-- Start STORED ROWS --
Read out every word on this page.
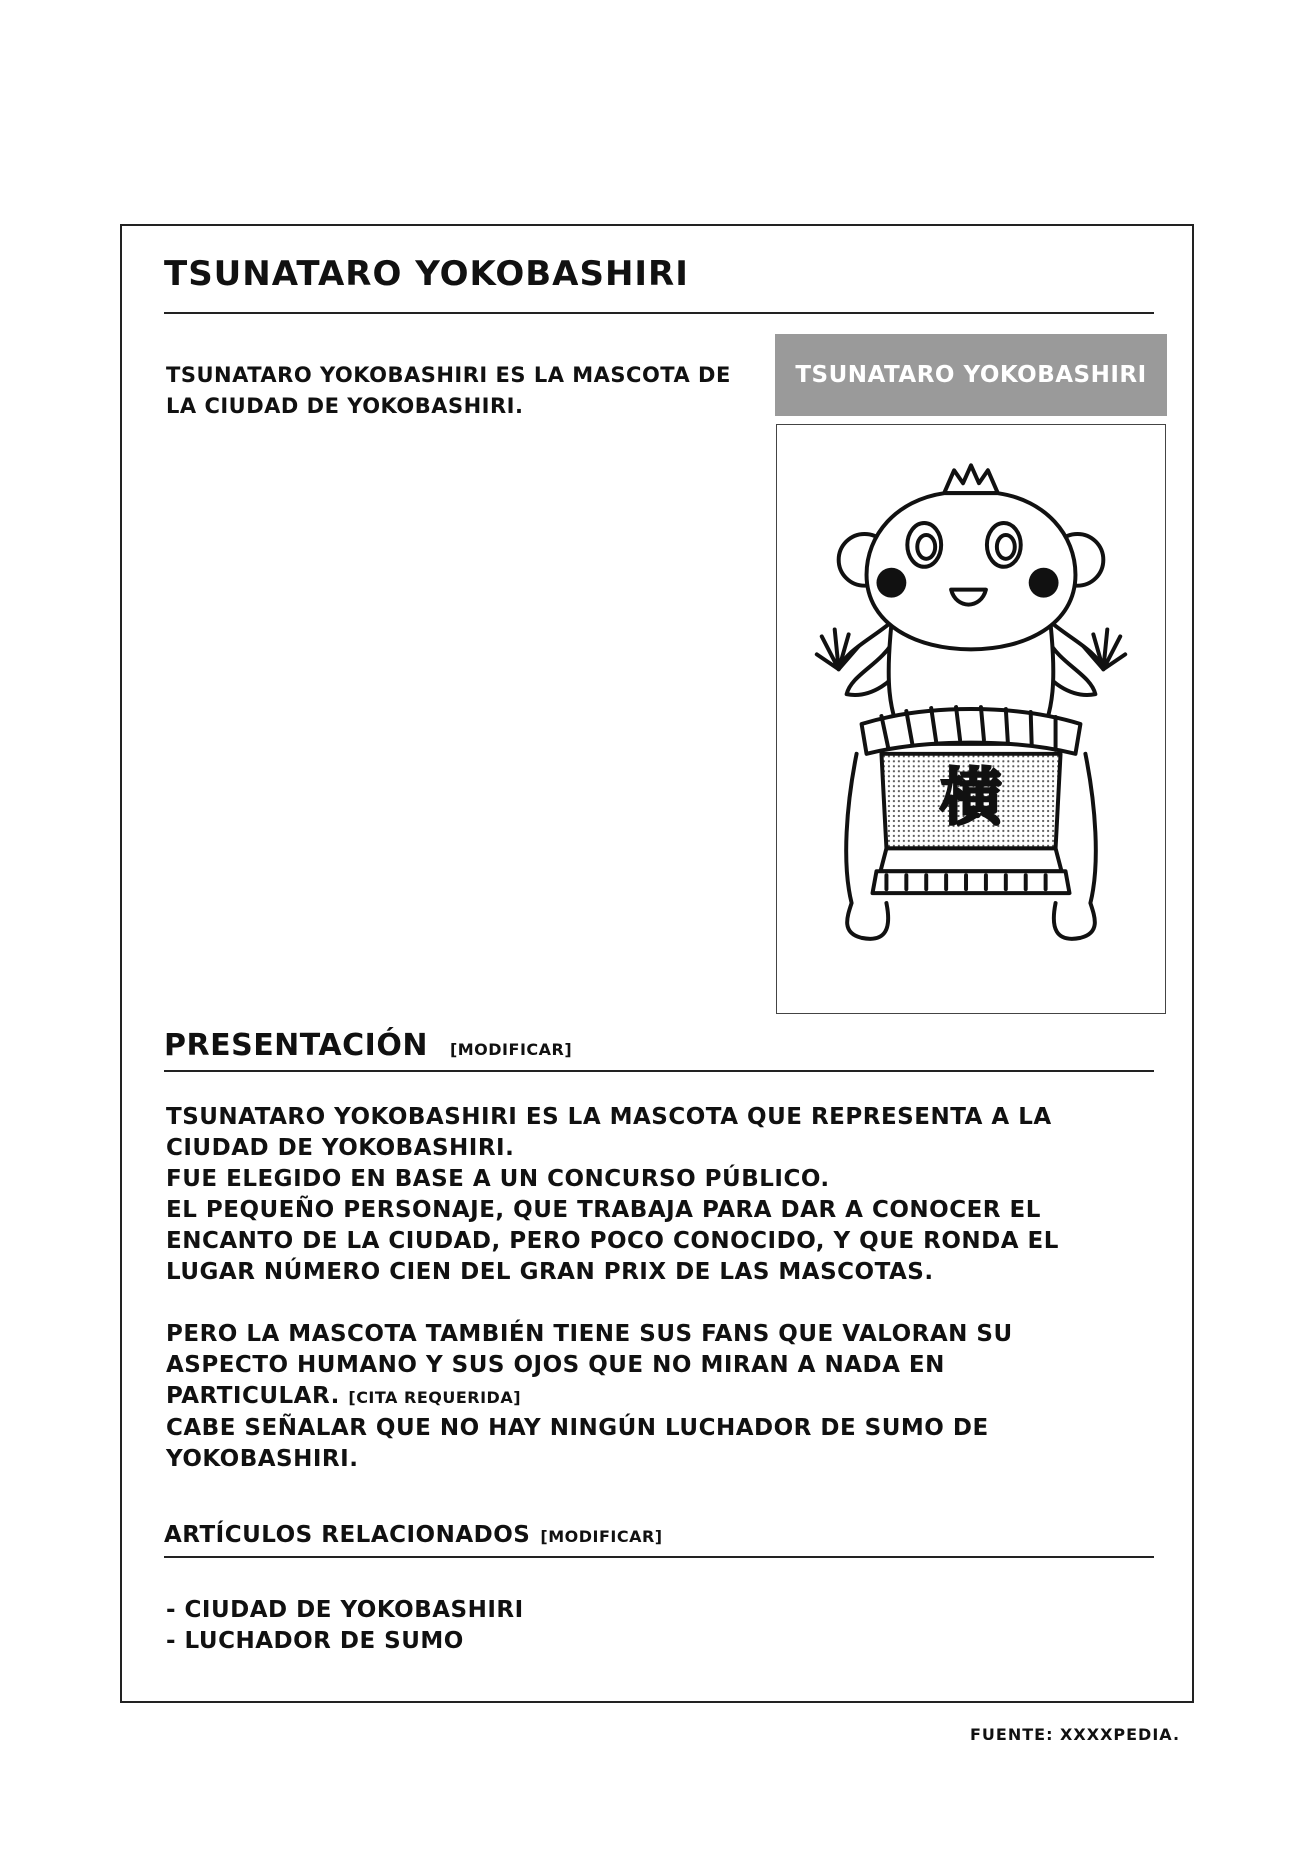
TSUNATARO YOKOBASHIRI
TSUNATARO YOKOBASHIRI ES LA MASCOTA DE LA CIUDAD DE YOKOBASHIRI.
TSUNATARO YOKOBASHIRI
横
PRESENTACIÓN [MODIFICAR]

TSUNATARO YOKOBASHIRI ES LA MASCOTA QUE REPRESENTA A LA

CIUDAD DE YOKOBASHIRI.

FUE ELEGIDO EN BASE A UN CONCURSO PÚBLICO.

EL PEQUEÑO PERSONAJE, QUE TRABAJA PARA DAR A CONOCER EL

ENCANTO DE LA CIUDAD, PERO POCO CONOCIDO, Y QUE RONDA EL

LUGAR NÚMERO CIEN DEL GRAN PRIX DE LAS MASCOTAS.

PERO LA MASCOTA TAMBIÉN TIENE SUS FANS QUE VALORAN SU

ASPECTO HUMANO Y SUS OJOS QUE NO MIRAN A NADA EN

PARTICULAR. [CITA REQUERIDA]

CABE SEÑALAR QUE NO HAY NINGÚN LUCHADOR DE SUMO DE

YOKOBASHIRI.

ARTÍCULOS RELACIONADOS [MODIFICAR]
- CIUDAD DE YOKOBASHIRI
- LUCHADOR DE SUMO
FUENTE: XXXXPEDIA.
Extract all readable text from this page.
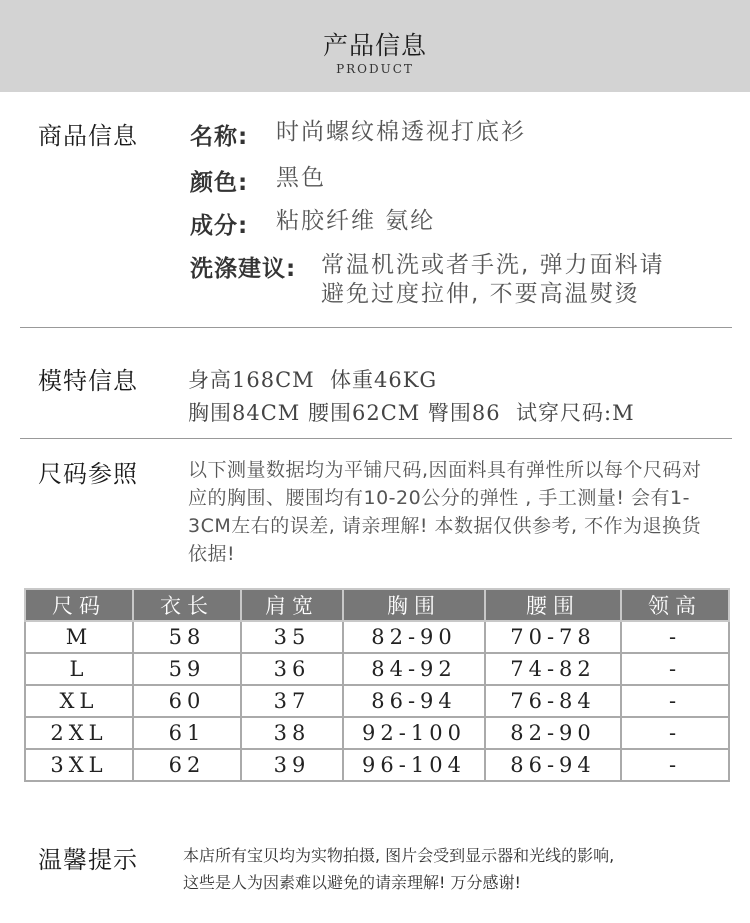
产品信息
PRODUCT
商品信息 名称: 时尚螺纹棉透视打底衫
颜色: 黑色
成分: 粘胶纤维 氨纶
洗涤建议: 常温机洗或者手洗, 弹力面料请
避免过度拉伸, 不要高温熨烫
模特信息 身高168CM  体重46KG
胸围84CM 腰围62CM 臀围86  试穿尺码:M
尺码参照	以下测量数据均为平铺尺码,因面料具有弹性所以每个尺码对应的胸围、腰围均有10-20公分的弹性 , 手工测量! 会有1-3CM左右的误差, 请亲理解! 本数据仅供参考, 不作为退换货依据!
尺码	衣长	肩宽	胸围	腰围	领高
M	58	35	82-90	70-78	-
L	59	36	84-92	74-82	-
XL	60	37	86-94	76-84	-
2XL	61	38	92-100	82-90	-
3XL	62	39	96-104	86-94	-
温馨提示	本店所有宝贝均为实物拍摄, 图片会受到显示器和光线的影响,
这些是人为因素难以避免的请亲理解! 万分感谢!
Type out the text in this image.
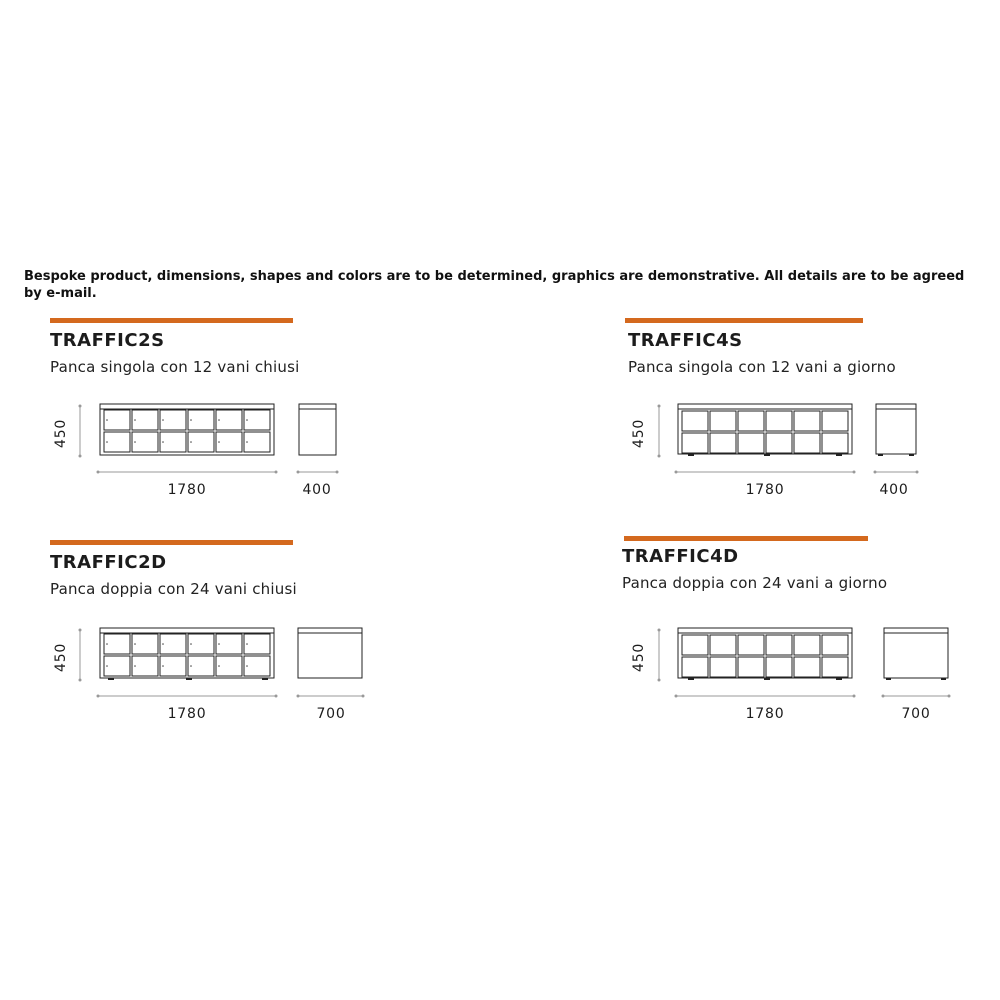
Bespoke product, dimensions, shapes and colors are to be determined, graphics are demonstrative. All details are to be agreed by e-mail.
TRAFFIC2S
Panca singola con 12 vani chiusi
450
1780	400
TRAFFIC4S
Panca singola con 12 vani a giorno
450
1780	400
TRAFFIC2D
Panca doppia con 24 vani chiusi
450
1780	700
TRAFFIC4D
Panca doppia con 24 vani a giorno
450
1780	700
-- End STORED ROWS --
### WHAT IS NEEDED:
Without the pictures, repeat exactly the lines running from the line containing "Extract all readable text from this page." through the end of the data, both ends included.

### CORRECT OUTPUT:
Extract all readable text from this page.
产品信息
PRODUCT
商品信息 名称: 时尚螺纹棉透视打底衫
颜色: 黑色
成分: 粘胶纤维 氨纶
洗涤建议: 常温机洗或者手洗, 弹力面料请
避免过度拉伸, 不要高温熨烫
模特信息 身高168CM  体重46KG
胸围84CM 腰围62CM 臀围86  试穿尺码:M
尺码参照	以下测量数据均为平铺尺码,因面料具有弹性所以每个尺码对应的胸围、腰围均有10-20公分的弹性 , 手工测量! 会有1-3CM左右的误差, 请亲理解! 本数据仅供参考, 不作为退换货依据!
尺码	衣长	肩宽	胸围	腰围	领高
M	58	35	82-90	70-78	-
L	59	36	84-92	74-82	-
XL	60	37	86-94	76-84	-
2XL	61	38	92-100	82-90	-
3XL	62	39	96-104	86-94	-
温馨提示	本店所有宝贝均为实物拍摄, 图片会受到显示器和光线的影响,
这些是人为因素难以避免的请亲理解! 万分感谢!
Type out the text in this image.
Bespoke product, dimensions, shapes and colors are to be determined, graphics are demonstrative. All details are to be agreed by e-mail.
TRAFFIC2S
Panca singola con 12 vani chiusi
450
1780	400
TRAFFIC4S
Panca singola con 12 vani a giorno
450
1780	400
TRAFFIC2D
Panca doppia con 24 vani chiusi
450
1780	700
TRAFFIC4D
Panca doppia con 24 vani a giorno
450
1780	700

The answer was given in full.